## Start TASK MATERIAL

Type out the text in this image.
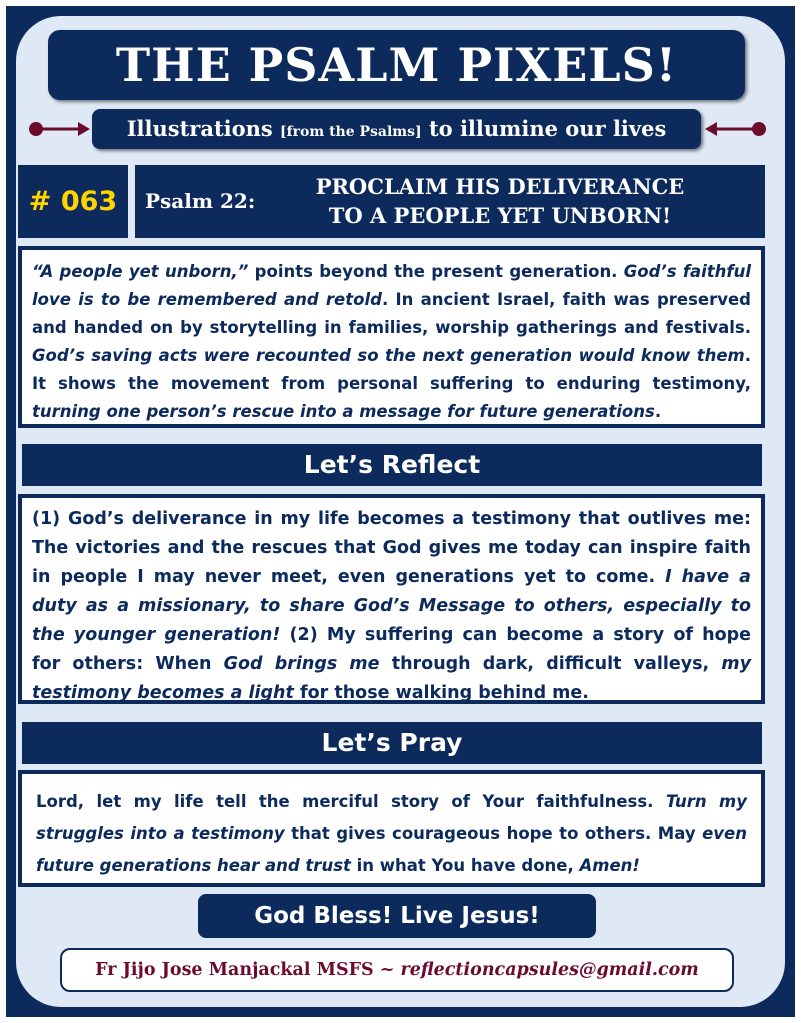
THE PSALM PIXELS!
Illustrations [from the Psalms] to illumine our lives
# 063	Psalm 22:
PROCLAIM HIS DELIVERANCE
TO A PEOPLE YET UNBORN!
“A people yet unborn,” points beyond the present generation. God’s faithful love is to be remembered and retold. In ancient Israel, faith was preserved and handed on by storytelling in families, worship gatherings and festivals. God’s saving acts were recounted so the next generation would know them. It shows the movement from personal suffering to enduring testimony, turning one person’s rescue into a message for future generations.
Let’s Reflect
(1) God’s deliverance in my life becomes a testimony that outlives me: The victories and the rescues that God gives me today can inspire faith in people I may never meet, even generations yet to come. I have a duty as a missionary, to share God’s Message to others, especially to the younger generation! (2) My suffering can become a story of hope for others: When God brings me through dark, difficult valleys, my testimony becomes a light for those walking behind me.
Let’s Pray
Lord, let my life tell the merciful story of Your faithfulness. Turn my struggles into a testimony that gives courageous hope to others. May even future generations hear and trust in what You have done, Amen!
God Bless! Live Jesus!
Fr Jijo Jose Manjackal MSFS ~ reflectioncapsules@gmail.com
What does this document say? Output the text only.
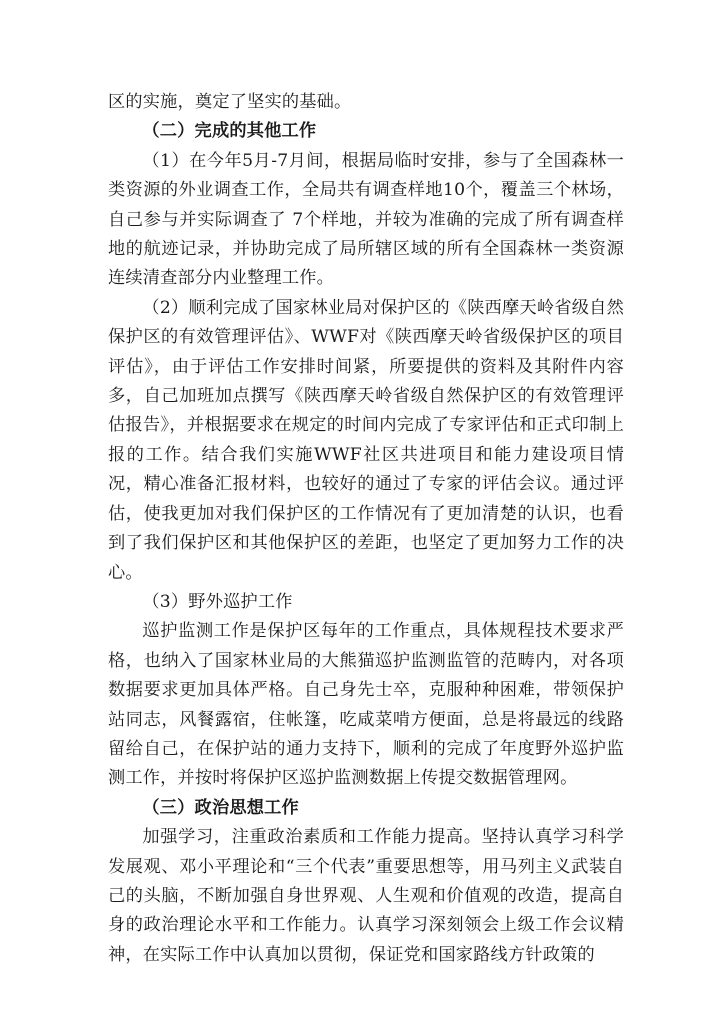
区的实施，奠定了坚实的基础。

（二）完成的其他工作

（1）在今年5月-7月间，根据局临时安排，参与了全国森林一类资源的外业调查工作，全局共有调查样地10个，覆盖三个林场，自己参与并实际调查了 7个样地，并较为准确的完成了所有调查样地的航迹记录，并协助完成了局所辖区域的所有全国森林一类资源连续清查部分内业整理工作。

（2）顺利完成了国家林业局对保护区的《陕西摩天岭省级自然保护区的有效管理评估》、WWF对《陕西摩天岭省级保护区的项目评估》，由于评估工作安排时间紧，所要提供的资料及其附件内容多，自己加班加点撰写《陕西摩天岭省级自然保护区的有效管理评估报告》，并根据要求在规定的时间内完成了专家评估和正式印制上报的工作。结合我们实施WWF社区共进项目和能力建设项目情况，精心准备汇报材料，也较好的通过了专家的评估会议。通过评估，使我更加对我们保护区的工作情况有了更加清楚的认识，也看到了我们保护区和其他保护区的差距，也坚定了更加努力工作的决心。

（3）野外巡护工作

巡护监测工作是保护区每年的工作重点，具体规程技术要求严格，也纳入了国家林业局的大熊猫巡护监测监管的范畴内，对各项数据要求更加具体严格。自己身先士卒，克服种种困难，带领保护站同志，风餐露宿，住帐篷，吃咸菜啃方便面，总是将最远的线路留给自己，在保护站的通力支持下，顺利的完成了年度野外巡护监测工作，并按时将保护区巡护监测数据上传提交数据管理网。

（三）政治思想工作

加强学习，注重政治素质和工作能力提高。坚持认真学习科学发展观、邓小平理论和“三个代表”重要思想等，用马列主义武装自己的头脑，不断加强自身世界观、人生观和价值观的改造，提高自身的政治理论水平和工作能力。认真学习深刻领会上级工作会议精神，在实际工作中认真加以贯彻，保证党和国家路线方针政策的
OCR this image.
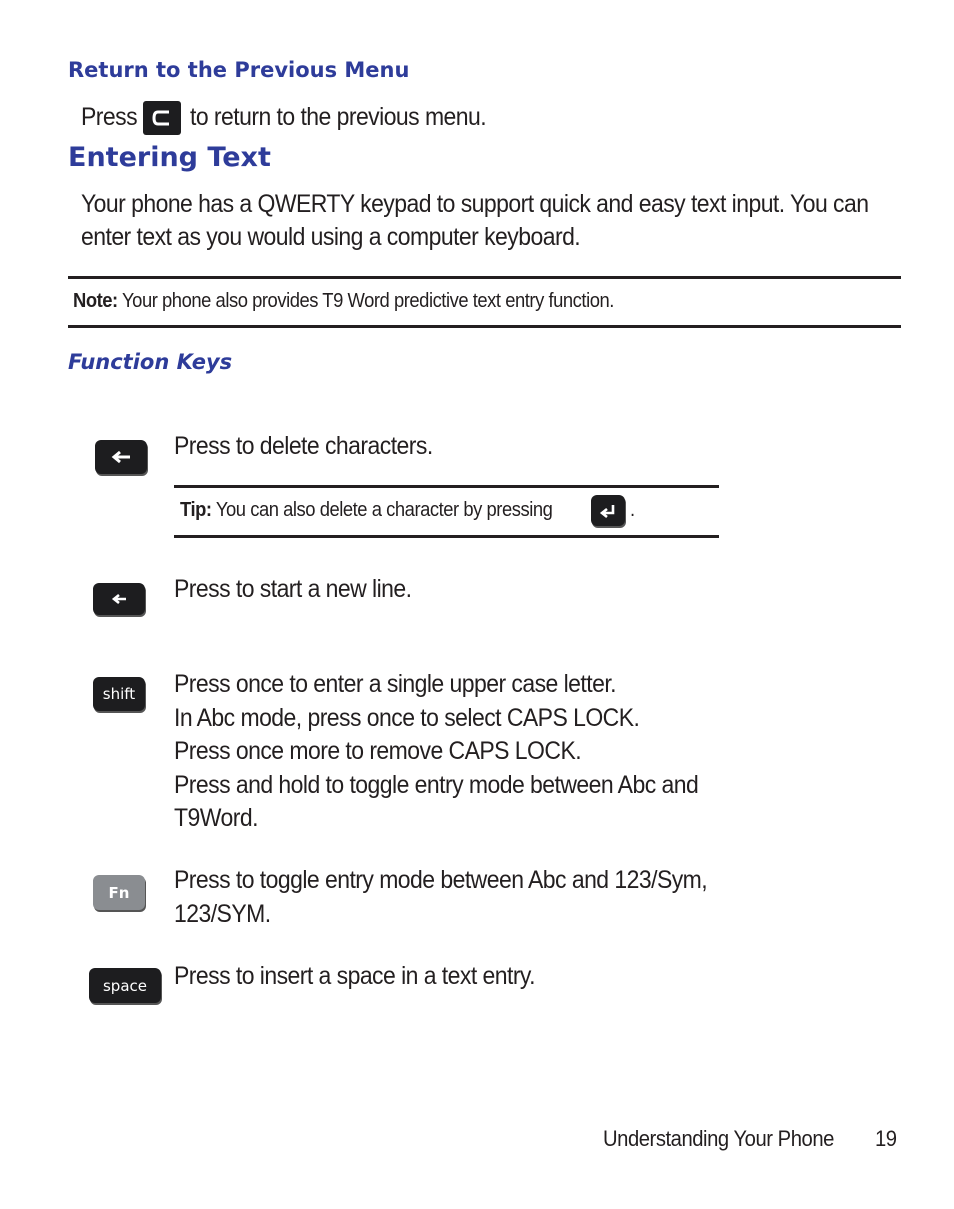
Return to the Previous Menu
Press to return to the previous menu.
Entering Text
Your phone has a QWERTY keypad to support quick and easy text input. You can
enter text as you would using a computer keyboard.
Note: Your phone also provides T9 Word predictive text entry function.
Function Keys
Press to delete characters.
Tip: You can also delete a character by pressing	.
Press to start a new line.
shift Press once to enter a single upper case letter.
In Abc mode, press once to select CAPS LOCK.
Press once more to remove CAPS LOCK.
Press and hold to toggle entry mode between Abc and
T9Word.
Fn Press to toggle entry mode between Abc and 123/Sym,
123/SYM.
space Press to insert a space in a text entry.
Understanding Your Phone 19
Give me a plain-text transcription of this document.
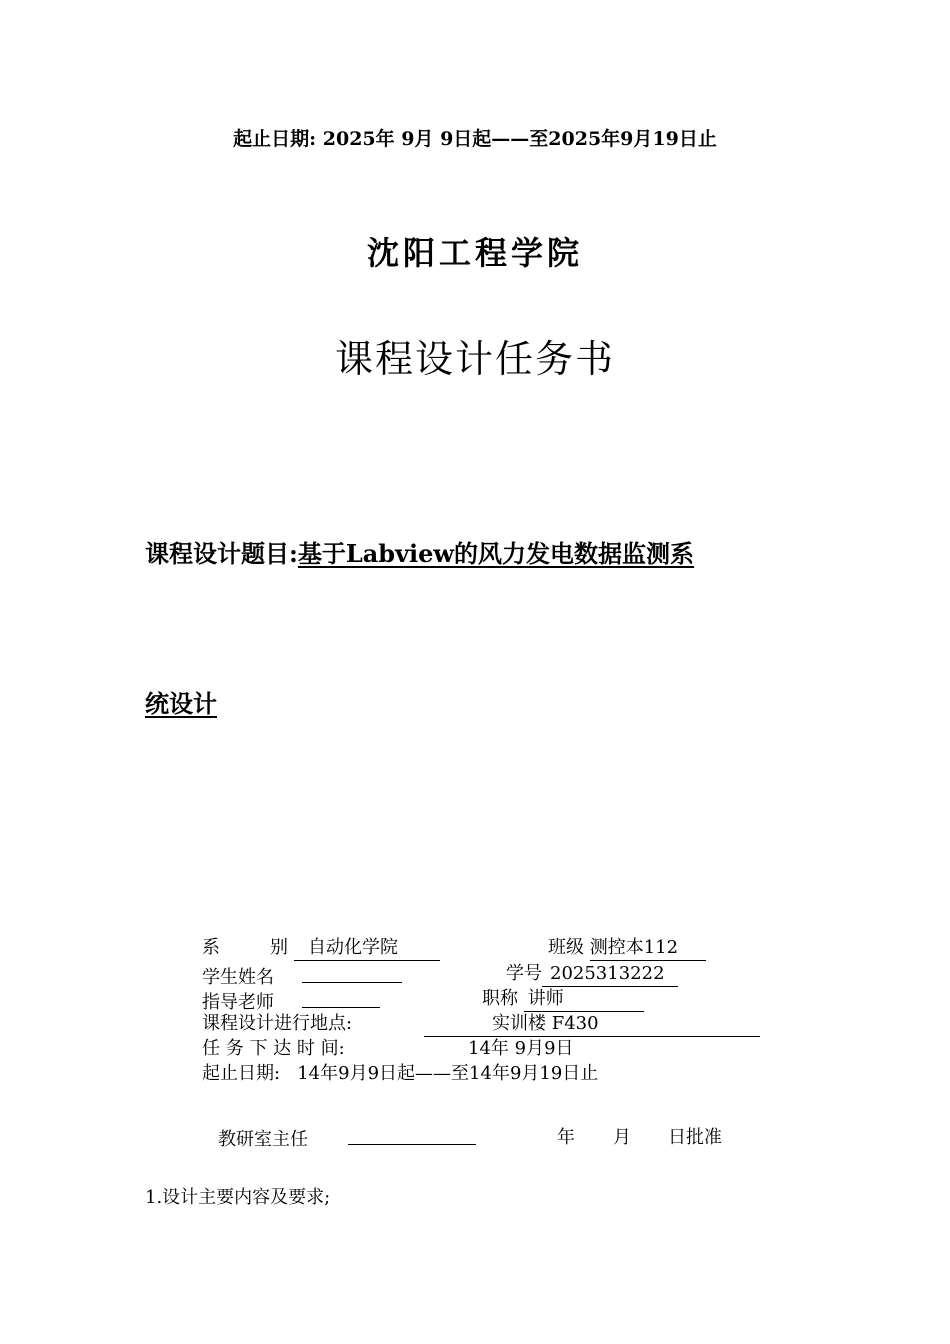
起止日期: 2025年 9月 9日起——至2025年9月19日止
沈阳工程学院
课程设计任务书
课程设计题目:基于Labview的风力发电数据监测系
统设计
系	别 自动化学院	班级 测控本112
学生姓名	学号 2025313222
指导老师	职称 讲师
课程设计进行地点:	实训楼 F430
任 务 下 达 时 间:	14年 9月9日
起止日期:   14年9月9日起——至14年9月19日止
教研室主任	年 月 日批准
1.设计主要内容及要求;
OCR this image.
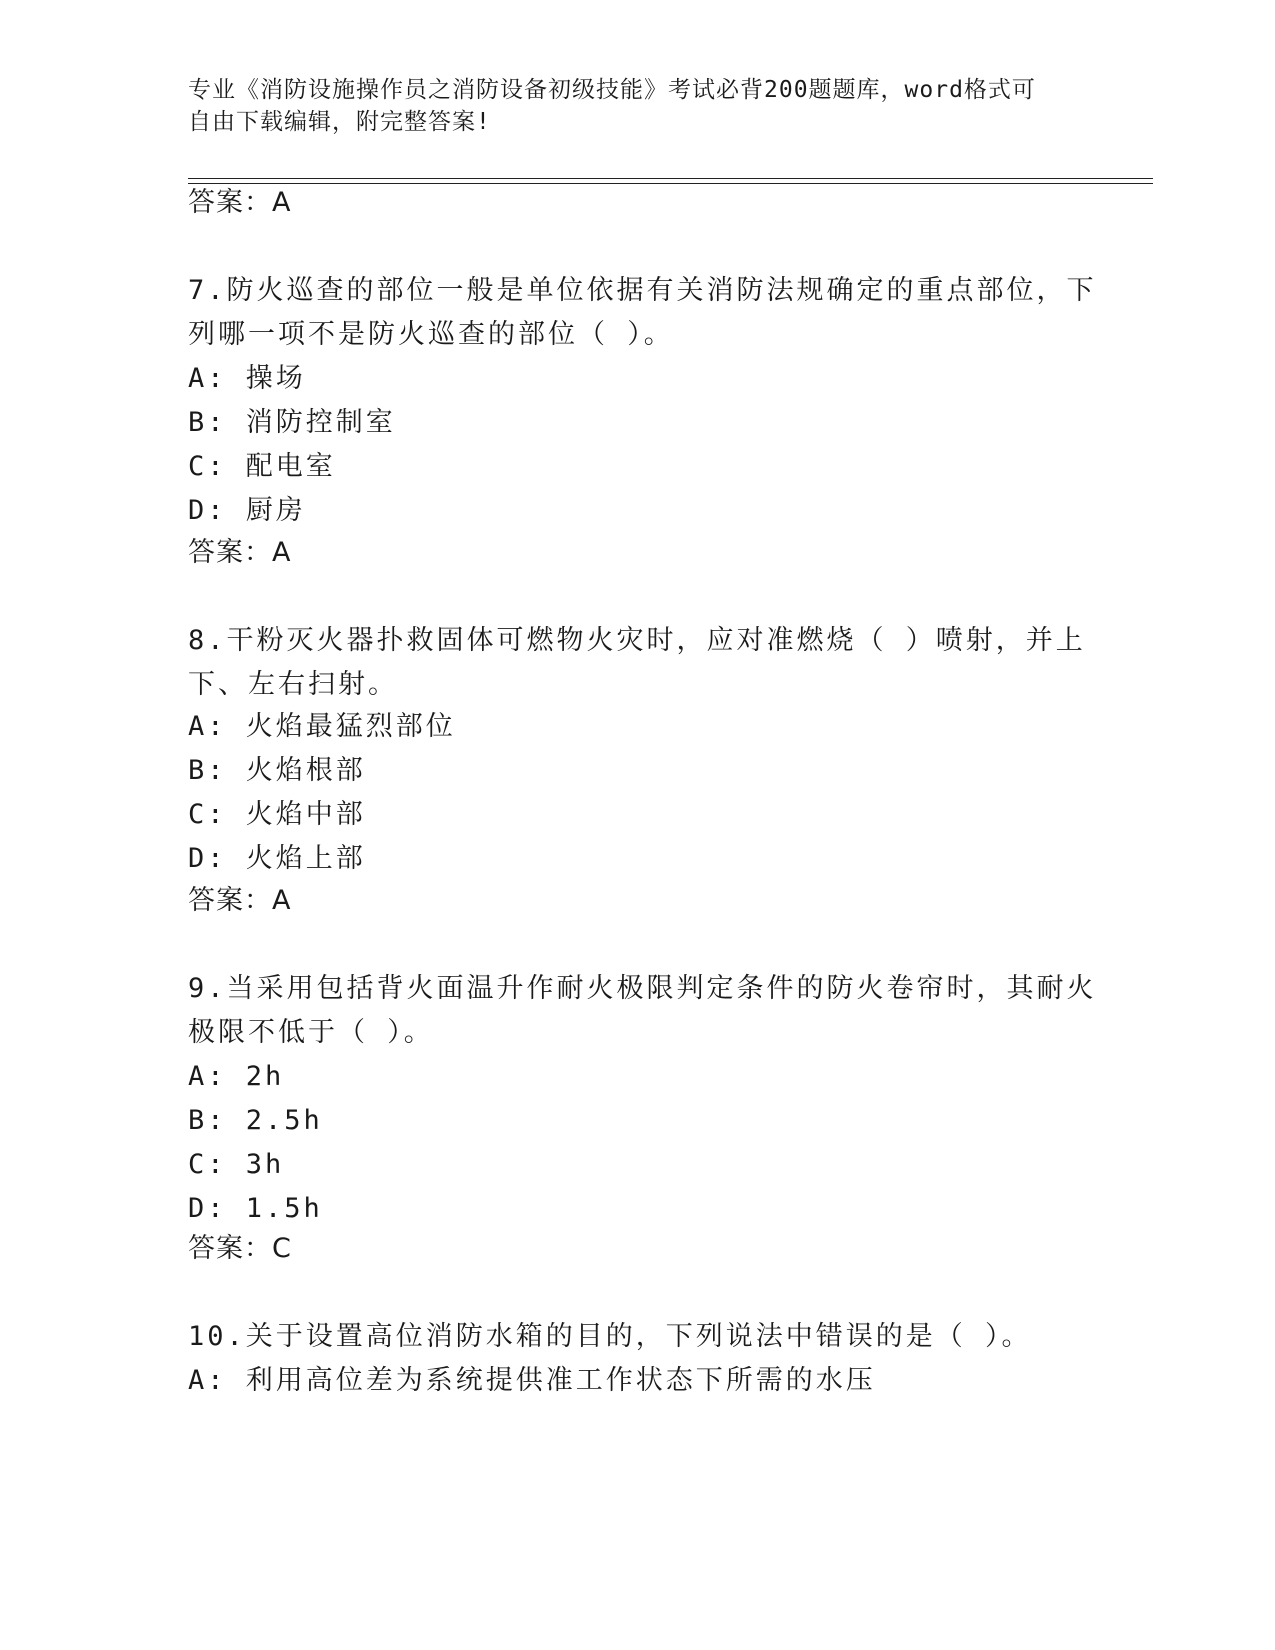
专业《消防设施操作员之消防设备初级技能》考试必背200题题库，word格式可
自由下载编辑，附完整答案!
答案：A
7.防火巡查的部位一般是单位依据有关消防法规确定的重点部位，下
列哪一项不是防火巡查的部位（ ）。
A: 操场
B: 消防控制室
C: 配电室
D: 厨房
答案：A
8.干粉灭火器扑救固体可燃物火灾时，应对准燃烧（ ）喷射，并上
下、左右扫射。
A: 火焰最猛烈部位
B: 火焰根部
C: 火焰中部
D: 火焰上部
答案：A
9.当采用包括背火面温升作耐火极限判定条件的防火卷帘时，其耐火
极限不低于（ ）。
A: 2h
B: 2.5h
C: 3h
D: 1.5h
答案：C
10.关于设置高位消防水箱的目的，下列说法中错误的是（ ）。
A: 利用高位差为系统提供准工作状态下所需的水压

## End TASK MATERIAL

> _INSTRUCTION_
Search the entries for "others" and copy out each line that has it.

> _TASK SOLUTION_
(1) God’s deliverance in my life becomes a testimony that outlives me: The victories and the rescues that God gives me today can inspire faith in people I may never meet, even generations yet to come. I have a duty as a missionary, to share God’s Message to others, especially to the younger generation! (2) My suffering can become a story of hope for others: When God brings me through dark, difficult valleys, my testimony becomes a light for those walking behind me.
Lord, let my life tell the merciful story of Your faithfulness. Turn my struggles into a testimony that gives courageous hope to others. May even future generations hear and trust in what You have done, Amen!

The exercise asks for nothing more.